Exercise:
Pull out every line below that holds the word "this".
===== Material
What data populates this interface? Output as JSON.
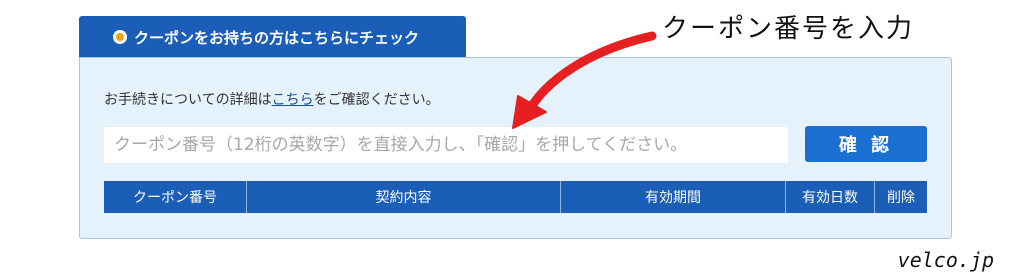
{
  "coupon_tab": {
    "label": "クーポンをお持ちの方はこちらにチェック"
  },
  "info": {
    "prefix": "お手続きについての詳細は",
    "link": "こちら",
    "suffix": "をご確認ください。"
  },
  "coupon_input": {
    "value": "",
    "placeholder": "クーポン番号（12桁の英数字）を直接入力し、「確認」を押してください。"
  },
  "confirm_button": {
    "label": "確 認"
  },
  "table": {
    "columns": [
      "クーポン番号",
      "契約内容",
      "有効期間",
      "有効日数",
      "削除"
    ]
  },
  "annotation": {
    "text": "クーポン番号を入力",
    "color": "#e62020"
  },
  "watermark": {
    "text": "velco.jp"
  },
  "colors": {
    "primary": "#1a5eb8",
    "button": "#1a6fd0",
    "panel": "#e5f1fb",
    "radio_dot": "#f0a010"
  }
}
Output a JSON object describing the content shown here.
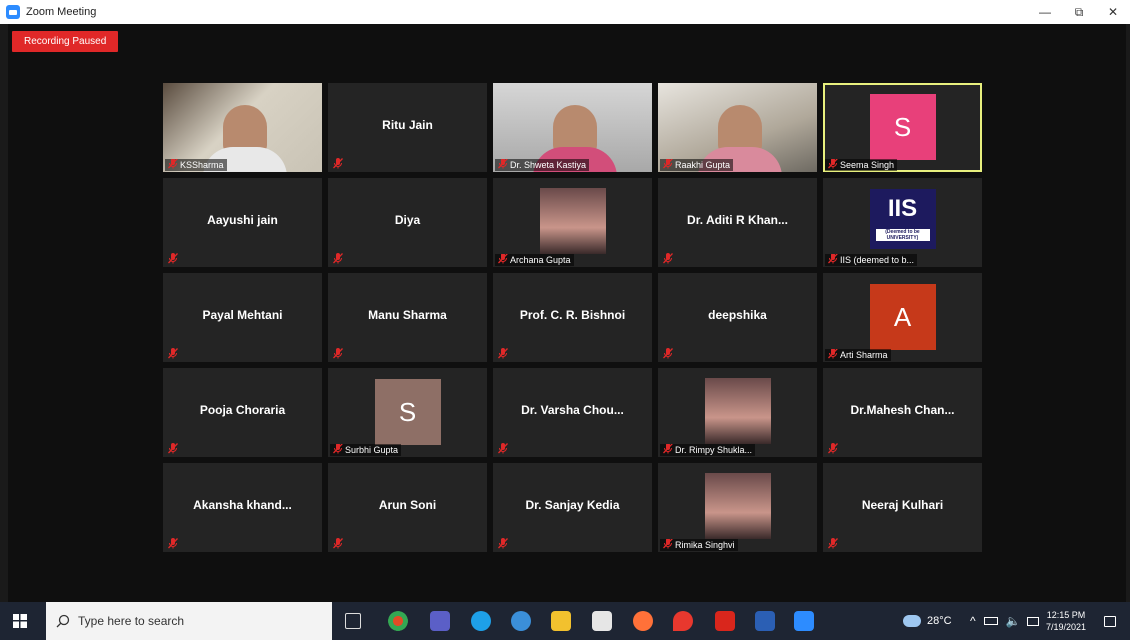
{
  "window": {
    "title": "Zoom Meeting",
    "minimize": "—",
    "restore": "⧉",
    "close": "✕"
  },
  "recording": {
    "label": "Recording Paused"
  },
  "participants": [
    {
      "name": "KSSharma",
      "style": "video"
    },
    {
      "name": "Ritu Jain",
      "style": "name"
    },
    {
      "name": "Dr. Shweta Kastiya",
      "style": "video"
    },
    {
      "name": "Raakhi Gupta",
      "style": "video"
    },
    {
      "name": "Seema Singh",
      "style": "avatar",
      "letter": "S",
      "color": "#e8407a",
      "active": true
    },
    {
      "name": "Aayushi jain",
      "style": "name"
    },
    {
      "name": "Diya",
      "style": "name"
    },
    {
      "name": "Archana Gupta",
      "style": "photo"
    },
    {
      "name": "Dr. Aditi R Khan...",
      "style": "name"
    },
    {
      "name": "IIS (deemed to b...",
      "style": "logo",
      "logo_text": "IIS",
      "logo_sub": "(Deemed to be UNIVERSITY)"
    },
    {
      "name": "Payal Mehtani",
      "style": "name"
    },
    {
      "name": "Manu Sharma",
      "style": "name"
    },
    {
      "name": "Prof. C. R. Bishnoi",
      "style": "name"
    },
    {
      "name": "deepshika",
      "style": "name"
    },
    {
      "name": "Arti Sharma",
      "style": "avatar",
      "letter": "A",
      "color": "#c6391a"
    },
    {
      "name": "Pooja Choraria",
      "style": "name"
    },
    {
      "name": "Surbhi Gupta",
      "style": "avatar",
      "letter": "S",
      "color": "#8e6f66"
    },
    {
      "name": "Dr. Varsha Chou...",
      "style": "name"
    },
    {
      "name": "Dr. Rimpy Shukla...",
      "style": "photo"
    },
    {
      "name": "Dr.Mahesh Chan...",
      "style": "name"
    },
    {
      "name": "Akansha khand...",
      "style": "name"
    },
    {
      "name": "Arun Soni",
      "style": "name"
    },
    {
      "name": "Dr. Sanjay Kedia",
      "style": "name"
    },
    {
      "name": "Rimika Singhvi",
      "style": "photo"
    },
    {
      "name": "Neeraj Kulhari",
      "style": "name"
    }
  ],
  "taskbar": {
    "search_placeholder": "Type here to search",
    "weather": "28°C",
    "time": "12:15 PM",
    "date": "7/19/2021"
  },
  "colors": {
    "active_outline": "#e8f07e",
    "recording": "#e02828",
    "muted_mic": "#e02828"
  }
}
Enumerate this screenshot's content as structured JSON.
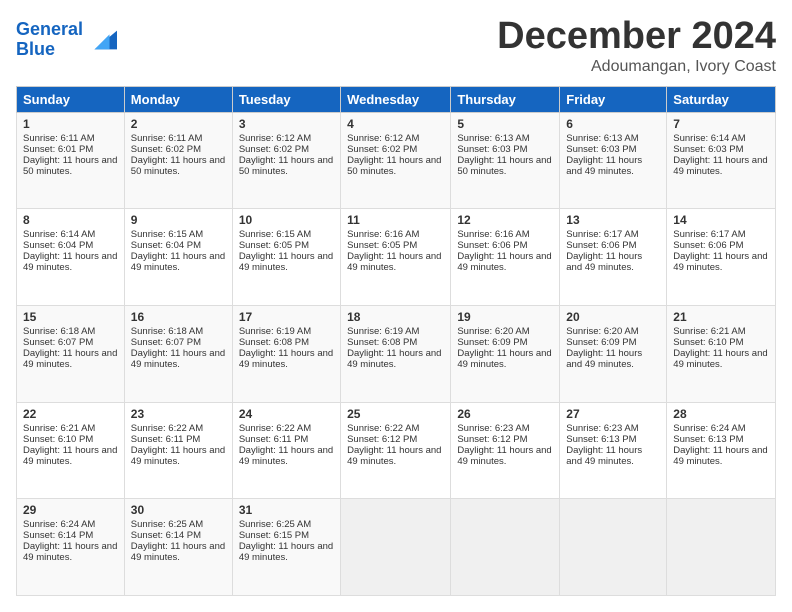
{
  "logo": {
    "line1": "General",
    "line2": "Blue"
  },
  "header": {
    "month": "December 2024",
    "location": "Adoumangan, Ivory Coast"
  },
  "weekdays": [
    "Sunday",
    "Monday",
    "Tuesday",
    "Wednesday",
    "Thursday",
    "Friday",
    "Saturday"
  ],
  "weeks": [
    [
      {
        "day": "1",
        "sunrise": "6:11 AM",
        "sunset": "6:01 PM",
        "daylight": "11 hours and 50 minutes."
      },
      {
        "day": "2",
        "sunrise": "6:11 AM",
        "sunset": "6:02 PM",
        "daylight": "11 hours and 50 minutes."
      },
      {
        "day": "3",
        "sunrise": "6:12 AM",
        "sunset": "6:02 PM",
        "daylight": "11 hours and 50 minutes."
      },
      {
        "day": "4",
        "sunrise": "6:12 AM",
        "sunset": "6:02 PM",
        "daylight": "11 hours and 50 minutes."
      },
      {
        "day": "5",
        "sunrise": "6:13 AM",
        "sunset": "6:03 PM",
        "daylight": "11 hours and 50 minutes."
      },
      {
        "day": "6",
        "sunrise": "6:13 AM",
        "sunset": "6:03 PM",
        "daylight": "11 hours and 49 minutes."
      },
      {
        "day": "7",
        "sunrise": "6:14 AM",
        "sunset": "6:03 PM",
        "daylight": "11 hours and 49 minutes."
      }
    ],
    [
      {
        "day": "8",
        "sunrise": "6:14 AM",
        "sunset": "6:04 PM",
        "daylight": "11 hours and 49 minutes."
      },
      {
        "day": "9",
        "sunrise": "6:15 AM",
        "sunset": "6:04 PM",
        "daylight": "11 hours and 49 minutes."
      },
      {
        "day": "10",
        "sunrise": "6:15 AM",
        "sunset": "6:05 PM",
        "daylight": "11 hours and 49 minutes."
      },
      {
        "day": "11",
        "sunrise": "6:16 AM",
        "sunset": "6:05 PM",
        "daylight": "11 hours and 49 minutes."
      },
      {
        "day": "12",
        "sunrise": "6:16 AM",
        "sunset": "6:06 PM",
        "daylight": "11 hours and 49 minutes."
      },
      {
        "day": "13",
        "sunrise": "6:17 AM",
        "sunset": "6:06 PM",
        "daylight": "11 hours and 49 minutes."
      },
      {
        "day": "14",
        "sunrise": "6:17 AM",
        "sunset": "6:06 PM",
        "daylight": "11 hours and 49 minutes."
      }
    ],
    [
      {
        "day": "15",
        "sunrise": "6:18 AM",
        "sunset": "6:07 PM",
        "daylight": "11 hours and 49 minutes."
      },
      {
        "day": "16",
        "sunrise": "6:18 AM",
        "sunset": "6:07 PM",
        "daylight": "11 hours and 49 minutes."
      },
      {
        "day": "17",
        "sunrise": "6:19 AM",
        "sunset": "6:08 PM",
        "daylight": "11 hours and 49 minutes."
      },
      {
        "day": "18",
        "sunrise": "6:19 AM",
        "sunset": "6:08 PM",
        "daylight": "11 hours and 49 minutes."
      },
      {
        "day": "19",
        "sunrise": "6:20 AM",
        "sunset": "6:09 PM",
        "daylight": "11 hours and 49 minutes."
      },
      {
        "day": "20",
        "sunrise": "6:20 AM",
        "sunset": "6:09 PM",
        "daylight": "11 hours and 49 minutes."
      },
      {
        "day": "21",
        "sunrise": "6:21 AM",
        "sunset": "6:10 PM",
        "daylight": "11 hours and 49 minutes."
      }
    ],
    [
      {
        "day": "22",
        "sunrise": "6:21 AM",
        "sunset": "6:10 PM",
        "daylight": "11 hours and 49 minutes."
      },
      {
        "day": "23",
        "sunrise": "6:22 AM",
        "sunset": "6:11 PM",
        "daylight": "11 hours and 49 minutes."
      },
      {
        "day": "24",
        "sunrise": "6:22 AM",
        "sunset": "6:11 PM",
        "daylight": "11 hours and 49 minutes."
      },
      {
        "day": "25",
        "sunrise": "6:22 AM",
        "sunset": "6:12 PM",
        "daylight": "11 hours and 49 minutes."
      },
      {
        "day": "26",
        "sunrise": "6:23 AM",
        "sunset": "6:12 PM",
        "daylight": "11 hours and 49 minutes."
      },
      {
        "day": "27",
        "sunrise": "6:23 AM",
        "sunset": "6:13 PM",
        "daylight": "11 hours and 49 minutes."
      },
      {
        "day": "28",
        "sunrise": "6:24 AM",
        "sunset": "6:13 PM",
        "daylight": "11 hours and 49 minutes."
      }
    ],
    [
      {
        "day": "29",
        "sunrise": "6:24 AM",
        "sunset": "6:14 PM",
        "daylight": "11 hours and 49 minutes."
      },
      {
        "day": "30",
        "sunrise": "6:25 AM",
        "sunset": "6:14 PM",
        "daylight": "11 hours and 49 minutes."
      },
      {
        "day": "31",
        "sunrise": "6:25 AM",
        "sunset": "6:15 PM",
        "daylight": "11 hours and 49 minutes."
      },
      null,
      null,
      null,
      null
    ]
  ]
}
==========
Output:
What data populates this interface? Output as JSON.
Enumerate this screenshot's content as structured JSON.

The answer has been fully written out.